OpenFl performance abysmal on Mac C++ target

Before, I was using OpenFl only for developing games (luckily none was released yet) and never yet tried exporting for other platform than macOS, so I was living with poor performance as a thing that just exists on my older Mac. I only come to this on my current project using HaxeUI with relatively lot of sprites (around 150 visible at time and around 500 in total in memory), when idle UI was firing computer fans as if there was no tomorrow.

But as the problem isn’t related to HaxeUI, I’m including example testing code:

package;

import openfl.display.Sprite;
import openfl.events.Event;
import openfl.events.MouseEvent;

class Main extends Sprite {
	
	public function new () {
		
		super ();
		
		var callback = function(evt:Event){

		}

		for (i in 0...1000){

			var sprite = new Sprite();
    		sprite.addEventListener(MouseEvent.CLICK, callback);
    		
    		sprite.graphics.beginFill(0xFF00FF00);
    		sprite.graphics.drawRect(0, 0, 50, 50);
    		sprite.graphics.endFill();

    		addChild(sprite);
		}
	}
}

This thing compiled and running on idle takes about 3% CPU on Windows target (i5-6600K, Intel HD 530) and full blasting 100% CPU on Mac target (i5-2415M, Intel HD 3000). I know, there is performance difference between these two computers, but 3% vs 100% CPU seems ridiculous.

I’m using latest git versions of OpenFl and Lime.

Anyone can test this? Am I doing something wrong?

In the current renderer, your test case creates 1000 OpenGL textures of 50 x 50 pixels each, and performs 1000 draw calls to bind each texture, and render.

What’s missing for a simple case like this is making simple rectangles using an OpenGL call, without using a texture. There are also opportunities for batching, like using a Tilemap to reduce the number of calls

If you use cacheAsBitmap the parent sprite could be flattened into one bitmap, then the software pass would be done, it would be one texture and one draw call to render.

We’re also working on optimizations for not flipping the screen if nothing has changed, which should help a lot for an example like this where the objects aren’t moving

Thanks a lot, I’ll look into haxeui-openfl backend and try to optimise what I can.

But still, I just tested that same exact code without modifications on Win 10 in VM on my Mac and application takes about 40% CPU in VM on Windows. In other words, I’m getting more than two times better performance on Win in virtual machine (1 core, 2GB RAM), than in macOS as normal os on the same computer (2 cores, 8GB RAM), which I just refuse to accept :smiley: Are you sure that default compiler settings are same on both platforms in these matters, or that something isn’t done differently on macOS, which could affects this?

····················

• [REQUIRED TASK 1] Copy out the portion of the OpenFL performance thread starting at "addChild(sprite);" and ending at "OpenFl and Lime.".
• [REQUIRED TASK 2] Pick up the OpenFL performance thread after its last sentence and keep writing it.
The material that comes after has nothing to do with the OpenFL performance thread.

····················

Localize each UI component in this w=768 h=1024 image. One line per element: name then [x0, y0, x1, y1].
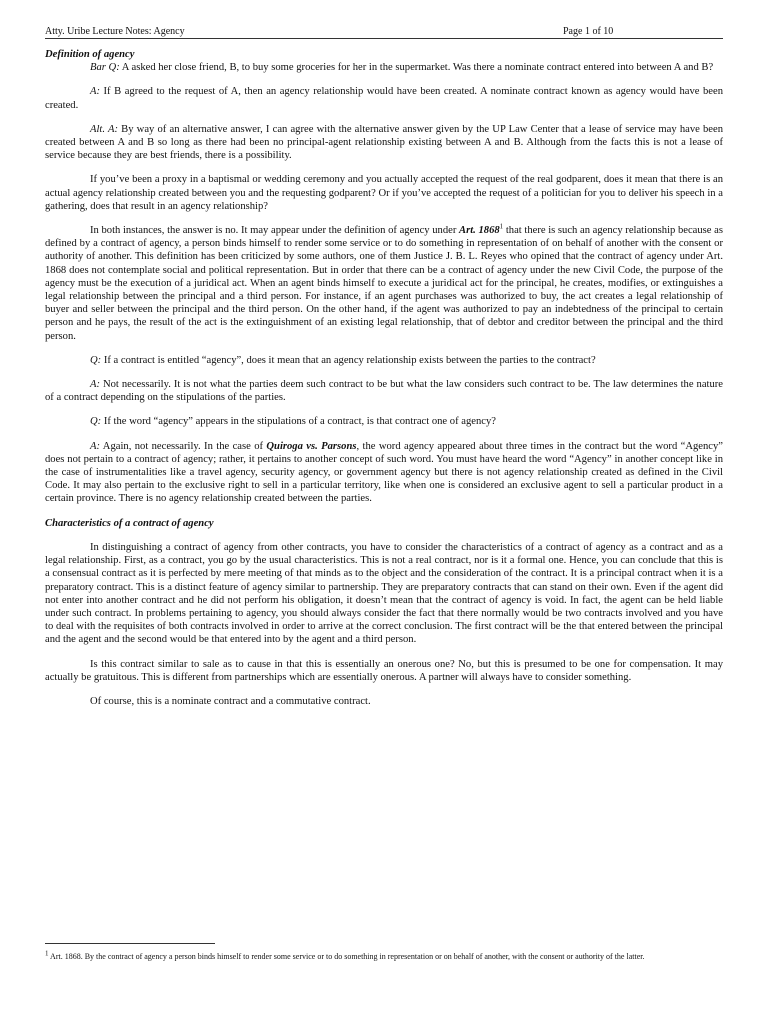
paragraph-text: Is this contract similar to sale as to cause in that this is essentially an onerous one? No, but this is presumed to be one for compensation. It may actually be gratuitous. This is different from partnerships which are essentially onerous. A partner will always have to consider something.	[45, 658, 723, 683]
paragraph-lead: A:	[90, 86, 100, 98]
paragraph	[45, 378, 723, 404]
paragraph	[45, 224, 723, 343]
page-header	[45, 26, 723, 39]
footnote-marker[interactable]: 1	[499, 222, 504, 231]
paragraph	[45, 61, 723, 74]
paragraph-text-pre: In both instances, the answer is no. It may appear under the definition of agency under	[90, 225, 460, 237]
paragraph-text: Not necessarily. It is not what the parties deem such contract to be but what the law considers such contract to be. The law determines the nature of a contract depending on the stipulations of the parties.	[45, 379, 723, 404]
paragraph	[45, 85, 723, 111]
paragraph-lead: Q:	[90, 416, 102, 428]
paragraph	[45, 695, 723, 708]
paragraph-text: By way of an alternative answer, I can agree with the alternative answer given by the UP Law Center that a lease of service may have been created between A and B so long as there had been no principal-agent relationship existing between A and B. Although from the facts this is not a lease of service because they are best friends, there is a possibility.	[45, 123, 723, 162]
paragraph-text: If the word “agency” appears in the stipulations of a contract, is that contract one of agency?	[101, 416, 496, 428]
paragraph-text: If you’ve been a proxy in a baptismal or wedding ceremony and you actually accepted the request of the real godparent, does it mean that there is an actual agency relationship created between you and the requesting godparent? Or if you’ve accepted the request of a politician for you to deliver his speech in a gathering, does that result in an agency relationship?	[45, 174, 723, 212]
page-number: Page 1 of 10	[563, 26, 614, 37]
paragraph-text: Of course, this is a nominate contract and a commutative contract.	[90, 695, 371, 707]
paragraph-text: A asked her close friend, B, to buy some groceries for her in the supermarket. Was there a nominate contract entered into between A and B?	[119, 62, 714, 74]
case-reference: Quiroga vs. Parsons	[266, 440, 357, 452]
paragraph	[45, 123, 723, 163]
paragraph-lead: A:	[90, 379, 100, 391]
paragraph-text: that there is such an agency relationship because as defined by a contract of agency, a person binds himself to render some service or to do something in representation of on behalf of another with the consent or authority of another. This definition has been criticized by some authors, one of them Justice J. B. L. Reyes who opined that the contract of agency under Art. 1868 does not contemplate social and political representation. But in order that there can be a contract of agency under the new Civil Code, the purpose of the agency must be the execution of a juridical act. When an agent binds himself to execute a juridical act for the principal, he creates, modifies, or extinguishes a legal relationship between the principal and a third person. For instance, if an agent purchases was authorized to buy, the act creates a legal relationship of buyer and seller between the principal and the third person. On the other hand, if the agent was authorized to pay an indebtedness of the principal to certain person and he pays, the result of the act is the extinguishment of an existing legal relationship, that of debtor and creditor between the principal and the third person.	[45, 225, 723, 342]
paragraph	[45, 354, 723, 367]
document-body	[45, 44, 723, 719]
paragraph-lead: Alt. A:	[90, 123, 118, 135]
footnote-divider	[45, 943, 215, 944]
section-heading-definition: Definition of agency	[45, 49, 135, 60]
paragraph-text: , the word agency appeared about three times in the contract but the word “Agency” does not pertain to a contract of agency; rather, it pertains to another concept of such word. You must have heard the word “Agency” in another concept like in the case of instrumentalities like a travel agency, security agency, or government agency but there is not agency relationship created as defined in the Civil Code. It may also pertain to the exclusive right to sell in a particular territory, like when one is considered an exclusive agent to sell a particular product in a certain province. There is no agency relationship created between the parties.	[45, 440, 723, 505]
paragraph	[45, 541, 723, 647]
paragraph	[45, 173, 723, 213]
paragraph	[45, 658, 723, 684]
article-reference: Art. 1868	[459, 225, 500, 237]
section-heading-characteristics: Characteristics of a contract of agency	[45, 517, 214, 529]
paragraph-text: If B agreed to the request of A, then an agency relationship would have been created. A nominate contract known as agency would have been created.	[45, 86, 723, 111]
footnote	[45, 951, 723, 962]
paragraph-text: In distinguishing a contract of agency from other contracts, you have to consider the characteristics of a contract of agency as a contract and as a legal relationship. First, as a contract, you go by the usual characteristics. This is not a real contract, nor is it a formal one. Hence, you can conclude that this is a consensual contract as it is perfected by mere meeting of that minds as to the object and the consideration of the contract. It is a principal contract when it is a preparatory contract. This is a distinct feature of agency similar to partnership. They are preparatory contracts that can stand on their own. Even if the agent did not enter into another contract and he did not perform his obligation, it doesn’t mean that the contract of agency is void. In fact, the agent can be held liable under such contract. In problems pertaining to agency, you should always consider the fact that there normally would be two contracts involved and you have to deal with the requisites of both contracts involved in order to arrive at the correct conclusion. The first contract will be the that entered between the principal and the agent and the second would be that entered into by the agent and a third person.	[45, 541, 723, 646]
header-title: Atty. Uribe Lecture Notes: Agency	[45, 26, 185, 37]
paragraph-lead: Q:	[90, 354, 102, 366]
paragraph-text-pre: Again, not necessarily. In the case of	[100, 440, 267, 452]
paragraph-lead: Bar Q:	[90, 62, 120, 74]
paragraph-text: If a contract is entitled “agency”, does it mean that an agency relationship exists between the parties to the contract?	[101, 354, 596, 366]
footnote-text: Art. 1868. By the contract of agency a person binds himself to render some service or to do something in representation or on behalf of another, with the consent or authority of the latter.	[48, 952, 645, 961]
paragraph	[45, 440, 723, 506]
paragraph-lead: A:	[90, 440, 100, 452]
paragraph	[45, 415, 723, 428]
footnote-number: 1	[45, 949, 49, 958]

····················

• [RESPONSE 1]
addChild(sprite);
		}
	}
}

This thing compiled and running on idle takes about 3% CPU on Windows target (i5-6600K, Intel HD 530) and full blasting 100% CPU on Mac target (i5-2415M, Intel HD 3000). I know, there is performance difference between these two computers, but 3% vs 100% CPU seems ridiculous.

I’m using latest git versions of OpenFl and Lime.

• [RESPONSE 2]
In this test case, I use project generated by OpenFl (without modifications in terms of compiler flags), Haxe code is same on both platforms (as in previous post):

<?xml version="1.0" encoding="utf-8"?>
<project>
	
	<meta title="Test" package="com.sample.test" version="1.0.0" company="Company Name" />
	<app main="Main" path="Export" file="Test" />
	
	<source path="Source" />
	
	<haxelib name="openfl" />
	
	<assets path="Assets" rename="assets" />
	
</project>

and compiling with

openfl test mac

and

openfl test windows

EDIT: I just tested it on same machine on Win 7 in VM (Win 10 alone runs slowly in VirtualBox, Win 7 is better), so on Win 7 in VM it’s around 15% CPU (2 cores, 2 GB RAM while macOS running under it) as opposed to 100% CPU (2 cores, 8 GB RAM) on macOS. So I note that something is very wrong here. I have MBP 13 early 2011 and running Sierra, if that helps. I’ll later test on MBP 13 mid 2012 just in case.

Perhaps it’s failing to run in OpenGL mode. Can you trace stage.window.renderer.type on the Mac build?

Doesn’t seem like that:

Main.hx:683: OPENGL

I’m calling trace(Lib.current.stage.window.renderer.type); from MouseEvent, so GUI is already rendered at that point. If you need any specific testing from me, I can do it, I just don’t know where to start looking for a problem.

What does the performance look like of you do openfl test mac -Dcairo to force software?

Do you use filters, colorTransform or cacheAsBitmap in your project anywhere?

It’s acting weird. In test project which I posted here, only with different sprite count CPU usage roughly halves (70% with OpenGL, while 36% with Cairo), but on the other hand project with HaxeUI goes from 50% with OpenGL to 75% with Cairo. But anyway, it’s still not even close to Windows performance, in Windows 7 running in VM over macOS both projects are around 5% – 15% CPU, as I said before, not to mention state of VirtualBox graphics acceleration is questionable at best.

I’m not using colorTransform or cacheAsBitmap in either of those projects, as far as I’m aware. Neither does HaxeUI, or at least search didn’t find any occurrences.

I tested with different versions of SDL (latest dev and stable 2.0.5), looked into Lime configuration, but so far no progress. As of now, OpenFL is practically unusable on macOS target, at least for me, as I’m still getting at least 10x worse performance on native macOS system than in Windows in virtual machine running on the same computer.

Can anyone else please test this? Could this be SDL related problem?

What is your FPS? Could you target a lower FPS on Mac?

My first guess is GPU performance (and something strange on that note), but I’ll keep thinking.

This looks like it will be very difficult to track down. For now I managed to keep CPU usage down by modifying stage.frameRate on runtime – application is listening to events and if nothing changes, frame rate is kept at 5 FPS, otherwise it raises to 30 FPS, before it was always 60 FPS. Thanks for a hint.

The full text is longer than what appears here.